• **What is being asked**:
What is needed is a word-for-word copy of the records below.

• **Input**:

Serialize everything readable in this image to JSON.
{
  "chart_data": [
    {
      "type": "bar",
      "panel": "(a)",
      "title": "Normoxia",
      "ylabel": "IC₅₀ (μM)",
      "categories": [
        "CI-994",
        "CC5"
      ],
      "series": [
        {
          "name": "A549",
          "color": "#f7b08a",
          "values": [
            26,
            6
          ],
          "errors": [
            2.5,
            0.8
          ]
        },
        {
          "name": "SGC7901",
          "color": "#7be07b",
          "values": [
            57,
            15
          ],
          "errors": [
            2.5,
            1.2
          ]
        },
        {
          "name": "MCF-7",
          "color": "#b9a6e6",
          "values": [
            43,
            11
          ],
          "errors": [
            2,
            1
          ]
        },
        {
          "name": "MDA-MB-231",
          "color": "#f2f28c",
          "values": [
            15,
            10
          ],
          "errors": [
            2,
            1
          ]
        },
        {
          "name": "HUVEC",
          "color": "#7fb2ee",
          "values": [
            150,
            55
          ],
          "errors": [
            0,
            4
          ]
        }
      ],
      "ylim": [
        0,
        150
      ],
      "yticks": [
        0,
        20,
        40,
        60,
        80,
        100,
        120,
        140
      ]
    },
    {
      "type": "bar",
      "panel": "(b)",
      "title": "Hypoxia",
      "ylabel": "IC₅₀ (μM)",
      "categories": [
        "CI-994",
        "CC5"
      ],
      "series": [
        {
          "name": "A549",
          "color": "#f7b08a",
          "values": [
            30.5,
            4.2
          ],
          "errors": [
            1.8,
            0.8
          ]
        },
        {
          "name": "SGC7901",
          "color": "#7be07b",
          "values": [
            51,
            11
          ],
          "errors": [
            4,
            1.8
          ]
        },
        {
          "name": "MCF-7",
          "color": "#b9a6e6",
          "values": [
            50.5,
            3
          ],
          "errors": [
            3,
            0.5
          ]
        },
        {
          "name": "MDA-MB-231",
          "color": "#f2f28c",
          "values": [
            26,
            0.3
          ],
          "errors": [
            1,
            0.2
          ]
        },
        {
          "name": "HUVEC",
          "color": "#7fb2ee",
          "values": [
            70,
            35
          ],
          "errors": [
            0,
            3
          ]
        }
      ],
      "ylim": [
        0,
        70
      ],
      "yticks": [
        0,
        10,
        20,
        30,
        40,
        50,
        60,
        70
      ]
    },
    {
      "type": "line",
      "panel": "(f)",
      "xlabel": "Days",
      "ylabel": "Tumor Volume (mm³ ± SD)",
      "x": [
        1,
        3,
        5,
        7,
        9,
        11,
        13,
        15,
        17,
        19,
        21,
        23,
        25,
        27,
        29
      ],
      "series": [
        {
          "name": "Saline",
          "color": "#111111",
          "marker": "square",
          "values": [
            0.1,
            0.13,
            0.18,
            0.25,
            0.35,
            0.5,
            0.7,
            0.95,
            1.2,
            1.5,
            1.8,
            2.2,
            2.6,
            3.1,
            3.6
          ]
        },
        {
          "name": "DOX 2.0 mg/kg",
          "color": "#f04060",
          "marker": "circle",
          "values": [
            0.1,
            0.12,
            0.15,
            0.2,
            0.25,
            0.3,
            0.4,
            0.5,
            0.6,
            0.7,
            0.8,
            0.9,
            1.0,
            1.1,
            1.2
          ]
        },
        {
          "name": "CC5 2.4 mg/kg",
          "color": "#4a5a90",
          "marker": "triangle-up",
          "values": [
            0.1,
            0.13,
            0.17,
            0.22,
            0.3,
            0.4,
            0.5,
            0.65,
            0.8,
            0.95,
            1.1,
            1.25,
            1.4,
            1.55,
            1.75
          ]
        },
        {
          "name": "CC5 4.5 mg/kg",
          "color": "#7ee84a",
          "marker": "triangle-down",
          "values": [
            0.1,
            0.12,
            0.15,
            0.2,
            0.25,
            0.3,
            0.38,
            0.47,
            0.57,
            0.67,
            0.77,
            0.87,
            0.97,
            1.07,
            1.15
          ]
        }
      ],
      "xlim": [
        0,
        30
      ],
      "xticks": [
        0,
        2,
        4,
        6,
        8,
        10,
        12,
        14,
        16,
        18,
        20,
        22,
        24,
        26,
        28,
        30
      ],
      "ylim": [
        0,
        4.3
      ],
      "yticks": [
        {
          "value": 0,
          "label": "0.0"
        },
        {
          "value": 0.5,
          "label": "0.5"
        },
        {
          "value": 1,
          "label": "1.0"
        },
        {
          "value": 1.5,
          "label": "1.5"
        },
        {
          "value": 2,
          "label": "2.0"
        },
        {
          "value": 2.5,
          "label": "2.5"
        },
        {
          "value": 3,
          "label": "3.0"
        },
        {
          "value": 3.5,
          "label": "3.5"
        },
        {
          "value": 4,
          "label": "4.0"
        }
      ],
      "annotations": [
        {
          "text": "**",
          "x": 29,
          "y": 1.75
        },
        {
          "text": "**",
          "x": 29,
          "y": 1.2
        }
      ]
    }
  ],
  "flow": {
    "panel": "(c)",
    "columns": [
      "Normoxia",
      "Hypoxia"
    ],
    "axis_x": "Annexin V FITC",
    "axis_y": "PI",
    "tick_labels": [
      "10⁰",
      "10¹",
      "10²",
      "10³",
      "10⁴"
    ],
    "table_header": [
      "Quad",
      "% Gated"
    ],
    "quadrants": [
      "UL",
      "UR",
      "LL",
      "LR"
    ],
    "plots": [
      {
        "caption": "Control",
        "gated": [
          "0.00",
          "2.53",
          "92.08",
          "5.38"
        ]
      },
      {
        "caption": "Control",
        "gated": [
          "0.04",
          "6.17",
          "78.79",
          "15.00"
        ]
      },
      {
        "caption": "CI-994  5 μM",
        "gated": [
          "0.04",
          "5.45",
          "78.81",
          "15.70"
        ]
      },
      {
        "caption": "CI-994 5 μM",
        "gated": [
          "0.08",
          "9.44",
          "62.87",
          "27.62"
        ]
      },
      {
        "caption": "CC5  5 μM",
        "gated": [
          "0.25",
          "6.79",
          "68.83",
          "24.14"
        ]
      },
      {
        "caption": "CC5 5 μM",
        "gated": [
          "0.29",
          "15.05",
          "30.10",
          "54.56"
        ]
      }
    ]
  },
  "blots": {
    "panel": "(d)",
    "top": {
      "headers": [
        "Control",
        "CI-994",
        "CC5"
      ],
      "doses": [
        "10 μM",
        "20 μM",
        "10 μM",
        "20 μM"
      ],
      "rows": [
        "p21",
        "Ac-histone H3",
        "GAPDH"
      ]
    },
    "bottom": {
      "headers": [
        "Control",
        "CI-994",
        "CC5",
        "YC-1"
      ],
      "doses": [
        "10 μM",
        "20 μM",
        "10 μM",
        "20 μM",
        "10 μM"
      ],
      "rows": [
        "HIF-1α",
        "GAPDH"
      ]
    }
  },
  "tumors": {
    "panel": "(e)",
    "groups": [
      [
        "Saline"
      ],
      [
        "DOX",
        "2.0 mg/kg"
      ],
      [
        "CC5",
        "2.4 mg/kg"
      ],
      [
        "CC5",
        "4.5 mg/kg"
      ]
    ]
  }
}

• **Written response**:
Serialize everything readable in this image to JSON.
{
  "chart_data": [
    {
      "type": "bar",
      "panel": "(a)",
      "title": "Normoxia",
      "ylabel": "IC₅₀ (μM)",
      "categories": [
        "CI-994",
        "CC5"
      ],
      "series": [
        {
          "name": "A549",
          "color": "#f7b08a",
          "values": [
            26,
            6
          ],
          "errors": [
            2.5,
            0.8
          ]
        },
        {
          "name": "SGC7901",
          "color": "#7be07b",
          "values": [
            57,
            15
          ],
          "errors": [
            2.5,
            1.2
          ]
        },
        {
          "name": "MCF-7",
          "color": "#b9a6e6",
          "values": [
            43,
            11
          ],
          "errors": [
            2,
            1
          ]
        },
        {
          "name": "MDA-MB-231",
          "color": "#f2f28c",
          "values": [
            15,
            10
          ],
          "errors": [
            2,
            1
          ]
        },
        {
          "name": "HUVEC",
          "color": "#7fb2ee",
          "values": [
            150,
            55
          ],
          "errors": [
            0,
            4
          ]
        }
      ],
      "ylim": [
        0,
        150
      ],
      "yticks": [
        0,
        20,
        40,
        60,
        80,
        100,
        120,
        140
      ]
    },
    {
      "type": "bar",
      "panel": "(b)",
      "title": "Hypoxia",
      "ylabel": "IC₅₀ (μM)",
      "categories": [
        "CI-994",
        "CC5"
      ],
      "series": [
        {
          "name": "A549",
          "color": "#f7b08a",
          "values": [
            30.5,
            4.2
          ],
          "errors": [
            1.8,
            0.8
          ]
        },
        {
          "name": "SGC7901",
          "color": "#7be07b",
          "values": [
            51,
            11
          ],
          "errors": [
            4,
            1.8
          ]
        },
        {
          "name": "MCF-7",
          "color": "#b9a6e6",
          "values": [
            50.5,
            3
          ],
          "errors": [
            3,
            0.5
          ]
        },
        {
          "name": "MDA-MB-231",
          "color": "#f2f28c",
          "values": [
            26,
            0.3
          ],
          "errors": [
            1,
            0.2
          ]
        },
        {
          "name": "HUVEC",
          "color": "#7fb2ee",
          "values": [
            70,
            35
          ],
          "errors": [
            0,
            3
          ]
        }
      ],
      "ylim": [
        0,
        70
      ],
      "yticks": [
        0,
        10,
        20,
        30,
        40,
        50,
        60,
        70
      ]
    },
    {
      "type": "line",
      "panel": "(f)",
      "xlabel": "Days",
      "ylabel": "Tumor Volume (mm³ ± SD)",
      "x": [
        1,
        3,
        5,
        7,
        9,
        11,
        13,
        15,
        17,
        19,
        21,
        23,
        25,
        27,
        29
      ],
      "series": [
        {
          "name": "Saline",
          "color": "#111111",
          "marker": "square",
          "values": [
            0.1,
            0.13,
            0.18,
            0.25,
            0.35,
            0.5,
            0.7,
            0.95,
            1.2,
            1.5,
            1.8,
            2.2,
            2.6,
            3.1,
            3.6
          ]
        },
        {
          "name": "DOX 2.0 mg/kg",
          "color": "#f04060",
          "marker": "circle",
          "values": [
            0.1,
            0.12,
            0.15,
            0.2,
            0.25,
            0.3,
            0.4,
            0.5,
            0.6,
            0.7,
            0.8,
            0.9,
            1.0,
            1.1,
            1.2
          ]
        },
        {
          "name": "CC5 2.4 mg/kg",
          "color": "#4a5a90",
          "marker": "triangle-up",
          "values": [
            0.1,
            0.13,
            0.17,
            0.22,
            0.3,
            0.4,
            0.5,
            0.65,
            0.8,
            0.95,
            1.1,
            1.25,
            1.4,
            1.55,
            1.75
          ]
        },
        {
          "name": "CC5 4.5 mg/kg",
          "color": "#7ee84a",
          "marker": "triangle-down",
          "values": [
            0.1,
            0.12,
            0.15,
            0.2,
            0.25,
            0.3,
            0.38,
            0.47,
            0.57,
            0.67,
            0.77,
            0.87,
            0.97,
            1.07,
            1.15
          ]
        }
      ],
      "xlim": [
        0,
        30
      ],
      "xticks": [
        0,
        2,
        4,
        6,
        8,
        10,
        12,
        14,
        16,
        18,
        20,
        22,
        24,
        26,
        28,
        30
      ],
      "ylim": [
        0,
        4.3
      ],
      "yticks": [
        {
          "value": 0,
          "label": "0.0"
        },
        {
          "value": 0.5,
          "label": "0.5"
        },
        {
          "value": 1,
          "label": "1.0"
        },
        {
          "value": 1.5,
          "label": "1.5"
        },
        {
          "value": 2,
          "label": "2.0"
        },
        {
          "value": 2.5,
          "label": "2.5"
        },
        {
          "value": 3,
          "label": "3.0"
        },
        {
          "value": 3.5,
          "label": "3.5"
        },
        {
          "value": 4,
          "label": "4.0"
        }
      ],
      "annotations": [
        {
          "text": "**",
          "x": 29,
          "y": 1.75
        },
        {
          "text": "**",
          "x": 29,
          "y": 1.2
        }
      ]
    }
  ],
  "flow": {
    "panel": "(c)",
    "columns": [
      "Normoxia",
      "Hypoxia"
    ],
    "axis_x": "Annexin V FITC",
    "axis_y": "PI",
    "tick_labels": [
      "10⁰",
      "10¹",
      "10²",
      "10³",
      "10⁴"
    ],
    "table_header": [
      "Quad",
      "% Gated"
    ],
    "quadrants": [
      "UL",
      "UR",
      "LL",
      "LR"
    ],
    "plots": [
      {
        "caption": "Control",
        "gated": [
          "0.00",
          "2.53",
          "92.08",
          "5.38"
        ]
      },
      {
        "caption": "Control",
        "gated": [
          "0.04",
          "6.17",
          "78.79",
          "15.00"
        ]
      },
      {
        "caption": "CI-994  5 μM",
        "gated": [
          "0.04",
          "5.45",
          "78.81",
          "15.70"
        ]
      },
      {
        "caption": "CI-994 5 μM",
        "gated": [
          "0.08",
          "9.44",
          "62.87",
          "27.62"
        ]
      },
      {
        "caption": "CC5  5 μM",
        "gated": [
          "0.25",
          "6.79",
          "68.83",
          "24.14"
        ]
      },
      {
        "caption": "CC5 5 μM",
        "gated": [
          "0.29",
          "15.05",
          "30.10",
          "54.56"
        ]
      }
    ]
  },
  "blots": {
    "panel": "(d)",
    "top": {
      "headers": [
        "Control",
        "CI-994",
        "CC5"
      ],
      "doses": [
        "10 μM",
        "20 μM",
        "10 μM",
        "20 μM"
      ],
      "rows": [
        "p21",
        "Ac-histone H3",
        "GAPDH"
      ]
    },
    "bottom": {
      "headers": [
        "Control",
        "CI-994",
        "CC5",
        "YC-1"
      ],
      "doses": [
        "10 μM",
        "20 μM",
        "10 μM",
        "20 μM",
        "10 μM"
      ],
      "rows": [
        "HIF-1α",
        "GAPDH"
      ]
    }
  },
  "tumors": {
    "panel": "(e)",
    "groups": [
      [
        "Saline"
      ],
      [
        "DOX",
        "2.0 mg/kg"
      ],
      [
        "CC5",
        "2.4 mg/kg"
      ],
      [
        "CC5",
        "4.5 mg/kg"
      ]
    ]
  }
}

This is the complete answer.